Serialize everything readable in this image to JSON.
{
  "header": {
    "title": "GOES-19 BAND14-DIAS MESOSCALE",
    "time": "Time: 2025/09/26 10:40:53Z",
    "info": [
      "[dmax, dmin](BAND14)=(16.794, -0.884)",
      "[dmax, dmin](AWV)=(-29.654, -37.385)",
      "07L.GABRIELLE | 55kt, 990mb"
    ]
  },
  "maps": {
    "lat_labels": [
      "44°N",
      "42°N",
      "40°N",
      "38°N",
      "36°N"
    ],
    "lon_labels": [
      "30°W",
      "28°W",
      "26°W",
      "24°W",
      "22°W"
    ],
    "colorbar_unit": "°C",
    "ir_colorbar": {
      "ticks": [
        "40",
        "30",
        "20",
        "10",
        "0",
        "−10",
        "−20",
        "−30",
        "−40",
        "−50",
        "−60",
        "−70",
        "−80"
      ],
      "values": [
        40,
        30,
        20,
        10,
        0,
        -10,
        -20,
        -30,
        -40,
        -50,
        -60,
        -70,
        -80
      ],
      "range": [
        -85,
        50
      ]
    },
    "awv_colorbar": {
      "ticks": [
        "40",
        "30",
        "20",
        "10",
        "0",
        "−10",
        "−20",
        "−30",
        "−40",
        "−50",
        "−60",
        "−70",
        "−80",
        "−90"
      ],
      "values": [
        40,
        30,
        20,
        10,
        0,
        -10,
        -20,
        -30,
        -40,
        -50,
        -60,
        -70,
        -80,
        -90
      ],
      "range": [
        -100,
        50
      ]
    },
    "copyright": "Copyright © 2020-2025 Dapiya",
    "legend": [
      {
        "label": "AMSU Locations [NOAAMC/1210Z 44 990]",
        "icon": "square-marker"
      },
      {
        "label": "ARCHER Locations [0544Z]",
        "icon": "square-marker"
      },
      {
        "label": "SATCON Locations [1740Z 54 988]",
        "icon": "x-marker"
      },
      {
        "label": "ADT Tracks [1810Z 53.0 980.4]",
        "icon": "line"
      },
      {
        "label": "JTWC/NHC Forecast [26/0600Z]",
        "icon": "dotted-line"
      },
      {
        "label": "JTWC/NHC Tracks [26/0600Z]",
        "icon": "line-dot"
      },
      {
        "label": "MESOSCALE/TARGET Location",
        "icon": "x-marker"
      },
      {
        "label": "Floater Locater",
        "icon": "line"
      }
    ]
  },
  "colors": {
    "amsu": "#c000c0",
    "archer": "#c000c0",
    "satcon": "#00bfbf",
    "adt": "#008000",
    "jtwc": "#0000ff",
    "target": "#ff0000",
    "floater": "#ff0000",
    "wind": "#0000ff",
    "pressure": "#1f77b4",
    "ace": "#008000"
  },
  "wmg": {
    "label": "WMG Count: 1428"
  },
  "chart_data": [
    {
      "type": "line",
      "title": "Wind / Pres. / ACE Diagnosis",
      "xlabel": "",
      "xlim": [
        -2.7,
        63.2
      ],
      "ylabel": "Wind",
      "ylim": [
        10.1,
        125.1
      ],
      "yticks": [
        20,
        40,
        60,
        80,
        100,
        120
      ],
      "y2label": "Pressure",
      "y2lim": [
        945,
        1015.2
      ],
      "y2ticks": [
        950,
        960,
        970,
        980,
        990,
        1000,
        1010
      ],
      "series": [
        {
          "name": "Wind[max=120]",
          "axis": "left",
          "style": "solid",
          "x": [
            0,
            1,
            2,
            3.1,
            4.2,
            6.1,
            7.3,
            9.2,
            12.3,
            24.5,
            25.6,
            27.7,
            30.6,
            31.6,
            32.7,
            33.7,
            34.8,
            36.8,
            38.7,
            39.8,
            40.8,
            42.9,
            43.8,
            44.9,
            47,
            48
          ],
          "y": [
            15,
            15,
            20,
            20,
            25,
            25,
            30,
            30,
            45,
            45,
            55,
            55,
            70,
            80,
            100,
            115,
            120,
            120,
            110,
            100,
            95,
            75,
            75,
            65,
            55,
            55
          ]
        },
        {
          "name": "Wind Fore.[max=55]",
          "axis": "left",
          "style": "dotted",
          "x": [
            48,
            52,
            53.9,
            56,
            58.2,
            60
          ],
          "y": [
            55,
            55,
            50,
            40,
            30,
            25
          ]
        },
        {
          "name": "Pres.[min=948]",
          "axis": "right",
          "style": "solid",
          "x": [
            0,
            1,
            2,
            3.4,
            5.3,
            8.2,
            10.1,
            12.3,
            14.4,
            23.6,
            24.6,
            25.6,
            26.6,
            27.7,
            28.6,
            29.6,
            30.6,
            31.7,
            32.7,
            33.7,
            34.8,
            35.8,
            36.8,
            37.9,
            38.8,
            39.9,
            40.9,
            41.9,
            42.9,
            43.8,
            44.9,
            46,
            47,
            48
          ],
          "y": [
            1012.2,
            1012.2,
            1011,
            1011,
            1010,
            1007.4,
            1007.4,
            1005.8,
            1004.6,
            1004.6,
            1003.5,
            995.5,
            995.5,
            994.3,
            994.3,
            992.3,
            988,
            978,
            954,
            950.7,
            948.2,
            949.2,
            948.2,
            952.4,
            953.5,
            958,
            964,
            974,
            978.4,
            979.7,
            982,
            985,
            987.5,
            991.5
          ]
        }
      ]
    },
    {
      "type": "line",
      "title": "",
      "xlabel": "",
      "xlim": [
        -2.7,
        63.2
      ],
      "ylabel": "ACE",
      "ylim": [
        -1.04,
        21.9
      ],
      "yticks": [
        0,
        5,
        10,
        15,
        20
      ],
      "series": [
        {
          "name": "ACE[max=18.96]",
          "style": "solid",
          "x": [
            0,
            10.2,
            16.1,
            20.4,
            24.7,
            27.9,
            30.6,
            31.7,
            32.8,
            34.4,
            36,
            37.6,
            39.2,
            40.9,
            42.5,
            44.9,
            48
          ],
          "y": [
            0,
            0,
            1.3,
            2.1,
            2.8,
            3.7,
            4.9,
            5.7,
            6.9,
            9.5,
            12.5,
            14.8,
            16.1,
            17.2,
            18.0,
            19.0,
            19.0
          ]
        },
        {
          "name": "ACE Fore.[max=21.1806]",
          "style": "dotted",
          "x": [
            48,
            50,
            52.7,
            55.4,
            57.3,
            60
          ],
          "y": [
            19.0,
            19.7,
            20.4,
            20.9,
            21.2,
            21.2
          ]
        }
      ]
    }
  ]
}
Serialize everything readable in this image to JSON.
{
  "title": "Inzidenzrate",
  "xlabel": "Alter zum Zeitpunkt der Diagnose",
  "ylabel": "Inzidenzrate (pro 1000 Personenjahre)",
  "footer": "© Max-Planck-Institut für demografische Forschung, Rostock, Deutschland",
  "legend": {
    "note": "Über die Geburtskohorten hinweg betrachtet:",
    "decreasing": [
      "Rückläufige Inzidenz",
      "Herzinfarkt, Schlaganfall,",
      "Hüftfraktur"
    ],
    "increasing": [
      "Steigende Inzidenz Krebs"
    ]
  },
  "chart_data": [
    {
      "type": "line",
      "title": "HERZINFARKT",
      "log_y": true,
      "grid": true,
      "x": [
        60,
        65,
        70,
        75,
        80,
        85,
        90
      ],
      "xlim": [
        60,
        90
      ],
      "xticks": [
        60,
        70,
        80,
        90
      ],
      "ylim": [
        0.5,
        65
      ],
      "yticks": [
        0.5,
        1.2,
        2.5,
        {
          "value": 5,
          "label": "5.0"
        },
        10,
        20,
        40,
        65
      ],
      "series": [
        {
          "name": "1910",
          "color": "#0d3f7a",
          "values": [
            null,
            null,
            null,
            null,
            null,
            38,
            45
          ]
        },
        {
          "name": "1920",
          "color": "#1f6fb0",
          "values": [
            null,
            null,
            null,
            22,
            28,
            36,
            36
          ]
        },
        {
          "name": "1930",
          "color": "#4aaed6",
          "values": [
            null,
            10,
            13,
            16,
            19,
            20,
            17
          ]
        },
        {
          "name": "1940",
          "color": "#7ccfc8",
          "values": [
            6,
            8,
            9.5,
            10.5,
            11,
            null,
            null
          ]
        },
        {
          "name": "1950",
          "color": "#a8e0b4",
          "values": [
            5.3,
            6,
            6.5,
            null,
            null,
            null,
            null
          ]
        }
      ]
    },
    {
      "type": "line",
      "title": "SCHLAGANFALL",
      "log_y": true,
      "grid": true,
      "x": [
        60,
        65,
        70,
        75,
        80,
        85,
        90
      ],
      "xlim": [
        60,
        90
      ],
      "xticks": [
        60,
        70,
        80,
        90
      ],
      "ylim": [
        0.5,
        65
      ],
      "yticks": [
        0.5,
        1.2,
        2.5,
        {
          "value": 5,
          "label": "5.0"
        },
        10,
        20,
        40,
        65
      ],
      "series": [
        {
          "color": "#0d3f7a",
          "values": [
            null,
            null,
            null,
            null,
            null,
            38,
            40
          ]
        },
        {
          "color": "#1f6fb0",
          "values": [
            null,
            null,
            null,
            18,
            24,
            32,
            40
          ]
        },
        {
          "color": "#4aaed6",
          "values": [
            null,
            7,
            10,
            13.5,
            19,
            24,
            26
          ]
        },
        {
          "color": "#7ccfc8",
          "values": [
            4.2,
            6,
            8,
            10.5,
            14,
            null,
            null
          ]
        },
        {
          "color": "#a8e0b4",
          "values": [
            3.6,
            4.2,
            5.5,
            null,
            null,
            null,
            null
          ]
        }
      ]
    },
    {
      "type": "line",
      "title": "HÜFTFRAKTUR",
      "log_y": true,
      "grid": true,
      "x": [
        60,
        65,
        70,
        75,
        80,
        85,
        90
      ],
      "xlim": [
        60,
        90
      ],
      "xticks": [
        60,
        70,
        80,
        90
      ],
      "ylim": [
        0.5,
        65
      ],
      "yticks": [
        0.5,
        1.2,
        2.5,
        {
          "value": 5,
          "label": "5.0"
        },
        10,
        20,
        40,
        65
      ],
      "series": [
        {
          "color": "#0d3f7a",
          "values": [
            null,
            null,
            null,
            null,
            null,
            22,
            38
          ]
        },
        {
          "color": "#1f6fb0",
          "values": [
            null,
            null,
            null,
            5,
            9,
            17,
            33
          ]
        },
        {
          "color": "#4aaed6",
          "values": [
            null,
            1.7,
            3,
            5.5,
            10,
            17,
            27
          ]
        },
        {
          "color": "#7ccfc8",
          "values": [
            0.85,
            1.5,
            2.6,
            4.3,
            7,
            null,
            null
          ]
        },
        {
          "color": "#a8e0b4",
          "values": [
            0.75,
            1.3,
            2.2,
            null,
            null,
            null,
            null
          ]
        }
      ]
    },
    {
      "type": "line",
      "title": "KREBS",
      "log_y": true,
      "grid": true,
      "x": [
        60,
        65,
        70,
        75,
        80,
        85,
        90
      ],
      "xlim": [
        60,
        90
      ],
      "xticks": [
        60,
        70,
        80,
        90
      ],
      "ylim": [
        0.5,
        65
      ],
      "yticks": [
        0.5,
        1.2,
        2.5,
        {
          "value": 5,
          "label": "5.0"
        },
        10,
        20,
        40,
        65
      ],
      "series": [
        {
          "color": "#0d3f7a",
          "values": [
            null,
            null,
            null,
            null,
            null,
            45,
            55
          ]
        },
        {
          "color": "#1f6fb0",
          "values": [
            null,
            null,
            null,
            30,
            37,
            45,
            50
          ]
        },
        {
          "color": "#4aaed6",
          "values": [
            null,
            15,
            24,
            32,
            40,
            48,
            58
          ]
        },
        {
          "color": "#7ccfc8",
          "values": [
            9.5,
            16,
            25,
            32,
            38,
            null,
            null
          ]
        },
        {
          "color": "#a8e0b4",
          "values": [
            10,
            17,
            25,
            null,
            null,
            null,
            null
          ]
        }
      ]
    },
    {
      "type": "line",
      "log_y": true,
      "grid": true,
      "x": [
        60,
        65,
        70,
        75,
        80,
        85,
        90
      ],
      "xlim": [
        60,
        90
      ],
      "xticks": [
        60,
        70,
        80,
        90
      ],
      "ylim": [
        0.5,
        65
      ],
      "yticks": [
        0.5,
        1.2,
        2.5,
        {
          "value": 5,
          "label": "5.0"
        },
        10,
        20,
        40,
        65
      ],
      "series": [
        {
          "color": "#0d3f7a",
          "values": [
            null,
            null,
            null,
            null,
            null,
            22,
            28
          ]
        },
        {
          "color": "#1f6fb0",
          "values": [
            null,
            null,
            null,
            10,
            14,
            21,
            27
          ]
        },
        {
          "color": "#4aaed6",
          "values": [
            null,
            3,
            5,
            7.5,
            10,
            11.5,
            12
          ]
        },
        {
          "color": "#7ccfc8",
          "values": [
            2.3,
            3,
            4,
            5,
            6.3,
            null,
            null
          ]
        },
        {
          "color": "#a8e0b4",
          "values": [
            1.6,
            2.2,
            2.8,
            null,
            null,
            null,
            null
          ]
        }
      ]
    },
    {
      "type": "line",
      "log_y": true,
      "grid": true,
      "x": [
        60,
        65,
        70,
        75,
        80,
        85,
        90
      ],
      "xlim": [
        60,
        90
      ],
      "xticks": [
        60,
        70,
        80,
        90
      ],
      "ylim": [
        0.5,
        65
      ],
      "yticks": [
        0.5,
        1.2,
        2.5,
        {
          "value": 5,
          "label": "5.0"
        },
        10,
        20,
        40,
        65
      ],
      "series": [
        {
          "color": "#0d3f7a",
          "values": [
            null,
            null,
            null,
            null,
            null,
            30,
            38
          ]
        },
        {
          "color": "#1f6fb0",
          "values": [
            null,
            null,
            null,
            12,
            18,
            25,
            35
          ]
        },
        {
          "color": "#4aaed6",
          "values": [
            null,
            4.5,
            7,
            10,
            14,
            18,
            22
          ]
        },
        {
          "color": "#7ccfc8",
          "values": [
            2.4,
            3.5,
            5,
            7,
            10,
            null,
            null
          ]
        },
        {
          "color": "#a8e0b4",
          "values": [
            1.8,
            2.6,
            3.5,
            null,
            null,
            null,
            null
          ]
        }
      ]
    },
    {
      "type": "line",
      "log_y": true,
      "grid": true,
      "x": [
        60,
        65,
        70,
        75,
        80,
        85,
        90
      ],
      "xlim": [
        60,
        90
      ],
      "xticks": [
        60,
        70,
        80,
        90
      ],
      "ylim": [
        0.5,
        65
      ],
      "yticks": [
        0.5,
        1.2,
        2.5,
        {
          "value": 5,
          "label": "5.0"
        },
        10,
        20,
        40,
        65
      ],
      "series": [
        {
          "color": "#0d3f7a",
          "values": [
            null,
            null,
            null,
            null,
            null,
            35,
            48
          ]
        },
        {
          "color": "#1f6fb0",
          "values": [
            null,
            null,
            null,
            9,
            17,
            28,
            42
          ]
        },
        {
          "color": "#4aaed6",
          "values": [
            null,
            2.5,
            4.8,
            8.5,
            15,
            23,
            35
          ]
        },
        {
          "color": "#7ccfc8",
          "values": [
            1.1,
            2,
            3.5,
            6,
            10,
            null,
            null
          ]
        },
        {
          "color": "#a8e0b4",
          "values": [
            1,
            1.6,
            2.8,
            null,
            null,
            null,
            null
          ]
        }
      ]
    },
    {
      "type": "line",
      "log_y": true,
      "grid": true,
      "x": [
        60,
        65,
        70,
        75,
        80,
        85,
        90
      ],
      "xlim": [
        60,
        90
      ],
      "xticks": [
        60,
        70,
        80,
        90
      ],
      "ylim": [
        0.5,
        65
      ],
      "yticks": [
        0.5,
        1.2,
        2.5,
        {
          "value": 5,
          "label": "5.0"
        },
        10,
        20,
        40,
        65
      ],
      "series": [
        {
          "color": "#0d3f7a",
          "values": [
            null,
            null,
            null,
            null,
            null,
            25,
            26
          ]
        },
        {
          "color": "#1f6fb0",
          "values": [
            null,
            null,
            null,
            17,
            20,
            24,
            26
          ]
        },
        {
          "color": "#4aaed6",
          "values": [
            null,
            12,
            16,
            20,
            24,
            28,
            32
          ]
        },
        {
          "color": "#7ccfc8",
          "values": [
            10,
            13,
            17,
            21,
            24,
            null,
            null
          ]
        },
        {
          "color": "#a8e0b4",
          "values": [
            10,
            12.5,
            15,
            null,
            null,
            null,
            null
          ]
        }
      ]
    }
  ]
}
········
→ Stated task: Say how many lines include the word "Inzidenzrate"; reply with the number alone.

→ Output below: 2